╭──
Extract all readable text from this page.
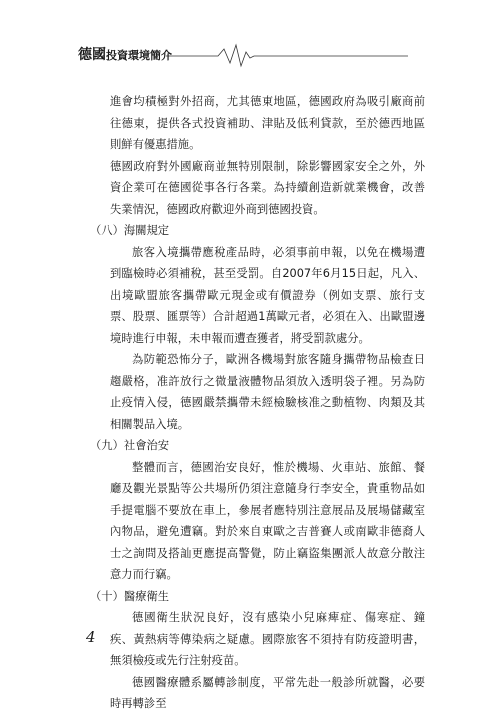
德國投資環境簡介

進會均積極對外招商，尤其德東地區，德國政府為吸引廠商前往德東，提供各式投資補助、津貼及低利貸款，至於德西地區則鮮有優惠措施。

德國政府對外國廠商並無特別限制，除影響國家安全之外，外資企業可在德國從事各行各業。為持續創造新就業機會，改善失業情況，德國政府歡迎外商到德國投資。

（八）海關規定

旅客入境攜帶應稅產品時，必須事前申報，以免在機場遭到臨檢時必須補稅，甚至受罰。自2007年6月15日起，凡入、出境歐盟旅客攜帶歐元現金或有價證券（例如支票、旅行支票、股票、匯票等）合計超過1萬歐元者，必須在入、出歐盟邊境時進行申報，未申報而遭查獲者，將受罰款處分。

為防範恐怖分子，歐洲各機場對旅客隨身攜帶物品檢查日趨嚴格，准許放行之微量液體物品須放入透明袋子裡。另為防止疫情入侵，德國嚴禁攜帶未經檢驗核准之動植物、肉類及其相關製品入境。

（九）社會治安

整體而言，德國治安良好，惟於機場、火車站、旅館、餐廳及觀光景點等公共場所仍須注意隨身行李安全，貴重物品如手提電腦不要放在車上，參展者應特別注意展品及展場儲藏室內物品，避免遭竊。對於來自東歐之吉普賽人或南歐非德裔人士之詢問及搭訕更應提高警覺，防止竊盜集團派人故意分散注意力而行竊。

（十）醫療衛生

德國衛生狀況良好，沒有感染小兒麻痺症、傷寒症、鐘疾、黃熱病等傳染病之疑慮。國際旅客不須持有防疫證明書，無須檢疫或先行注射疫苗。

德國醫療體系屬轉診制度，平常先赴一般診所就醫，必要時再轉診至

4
╰──
• Instructions to follow:
Your task is to set down the records shown above exactly, minus any pictures.

• Task output:
Extract all readable text from this page.
德國投資環境簡介

進會均積極對外招商，尤其德東地區，德國政府為吸引廠商前往德東，提供各式投資補助、津貼及低利貸款，至於德西地區則鮮有優惠措施。

德國政府對外國廠商並無特別限制，除影響國家安全之外，外資企業可在德國從事各行各業。為持續創造新就業機會，改善失業情況，德國政府歡迎外商到德國投資。

（八）海關規定

旅客入境攜帶應稅產品時，必須事前申報，以免在機場遭到臨檢時必須補稅，甚至受罰。自2007年6月15日起，凡入、出境歐盟旅客攜帶歐元現金或有價證券（例如支票、旅行支票、股票、匯票等）合計超過1萬歐元者，必須在入、出歐盟邊境時進行申報，未申報而遭查獲者，將受罰款處分。

為防範恐怖分子，歐洲各機場對旅客隨身攜帶物品檢查日趨嚴格，准許放行之微量液體物品須放入透明袋子裡。另為防止疫情入侵，德國嚴禁攜帶未經檢驗核准之動植物、肉類及其相關製品入境。

（九）社會治安

整體而言，德國治安良好，惟於機場、火車站、旅館、餐廳及觀光景點等公共場所仍須注意隨身行李安全，貴重物品如手提電腦不要放在車上，參展者應特別注意展品及展場儲藏室內物品，避免遭竊。對於來自東歐之吉普賽人或南歐非德裔人士之詢問及搭訕更應提高警覺，防止竊盜集團派人故意分散注意力而行竊。

（十）醫療衛生

德國衛生狀況良好，沒有感染小兒麻痺症、傷寒症、鐘疾、黃熱病等傳染病之疑慮。國際旅客不須持有防疫證明書，無須檢疫或先行注射疫苗。

德國醫療體系屬轉診制度，平常先赴一般診所就醫，必要時再轉診至

4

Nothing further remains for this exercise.